EXERCISE DESCRIPTION:
In the post about line length through grid squares, which algorithm was used to get the grid squares?

SOURCE TEXT:
▽

I have used the Superline algorithm to get all these grid squares. This gives me an array of X,Y coordinates to check.

Now, here is where I am stuck, I need to be able to calculate the distance traveled through each of the grid squares... As in, on a line not on either 90 degree or 45 degree angles, each grid square accommodates a different 'length' of the total line.

Image example here, need 10 reputation to post images

As you can see, some squares have much more 'line length' in them than others - this is what I need to find.

How do I work this out for each grid square? I've been at this for a while and request the help of the Stack Overflowers!

A: 

Use the Euclidean Distance.

sqrt((x2-x1)^2 + (y2-y1)^2)

This gives the actual distance in units between points (x1,y1) and (x2,y2)

You can fairly simply find this for each square.

You have the slope of the line m = (y2-y1)/(x2-x1).

You have the starting point: (x1,y2)

△

SOURCE DATA:
▽

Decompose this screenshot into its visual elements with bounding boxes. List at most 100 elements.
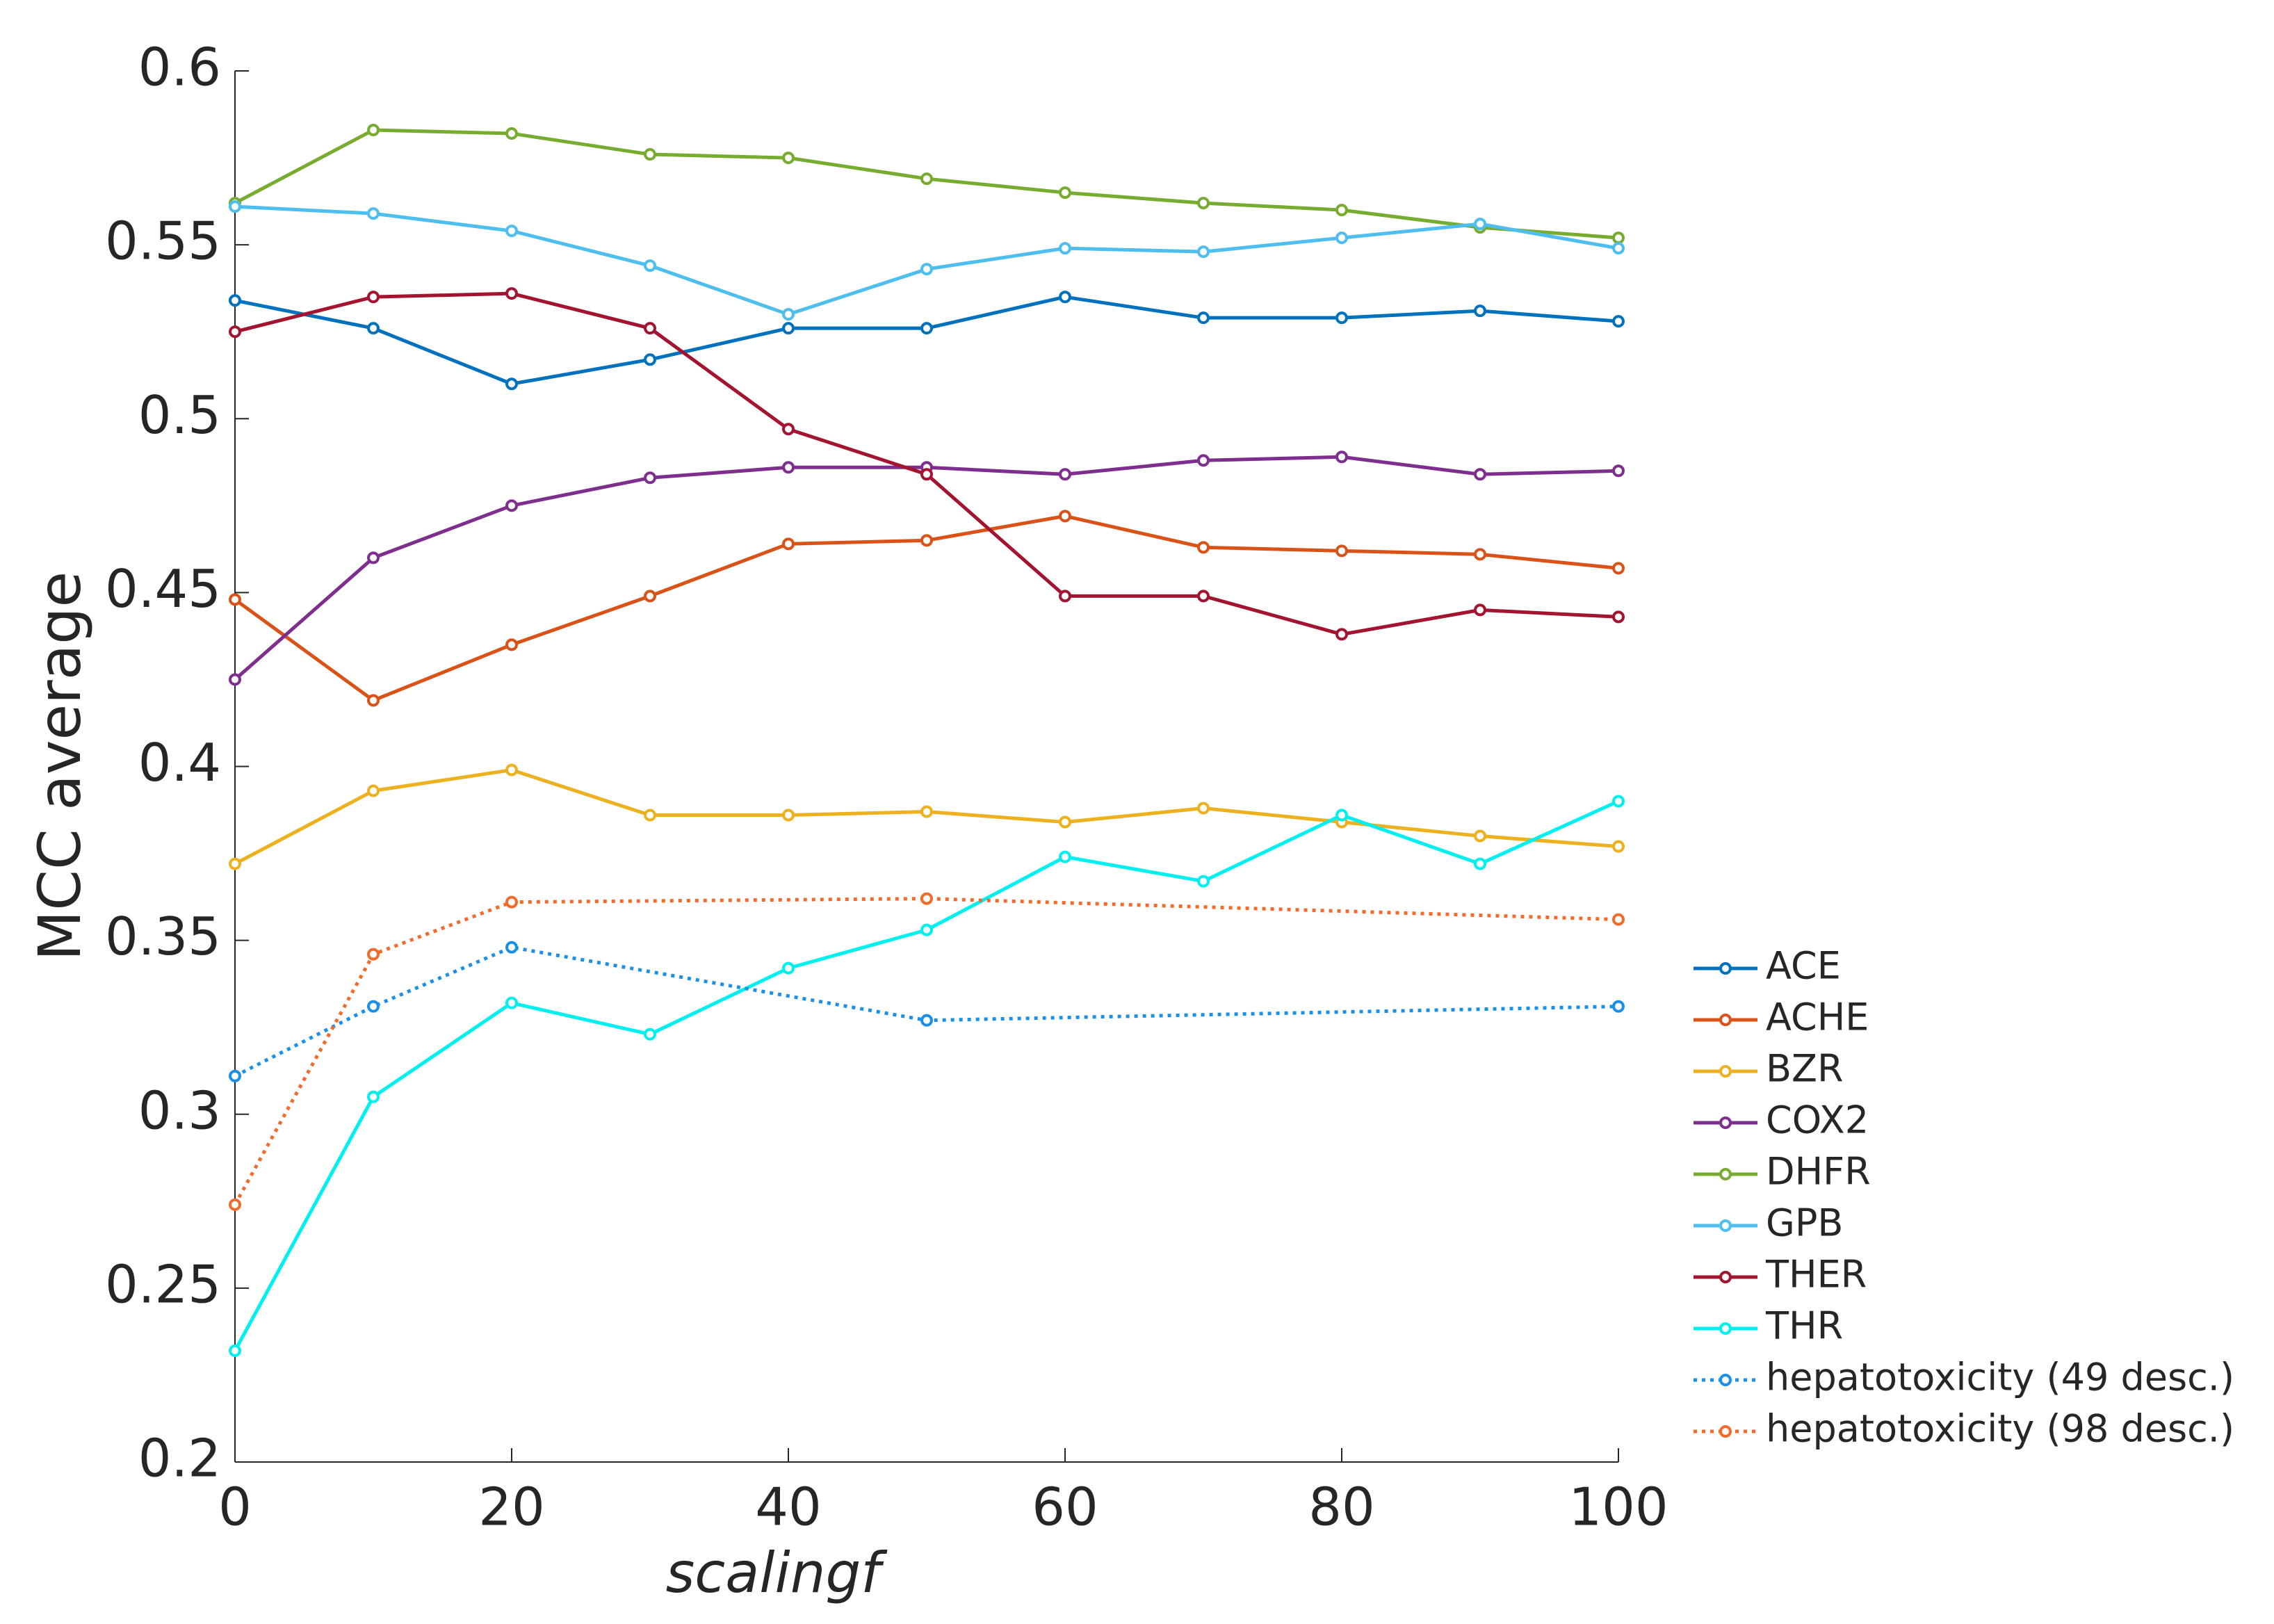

△

EXPECTED OUTPUT:
The Superline algorithm.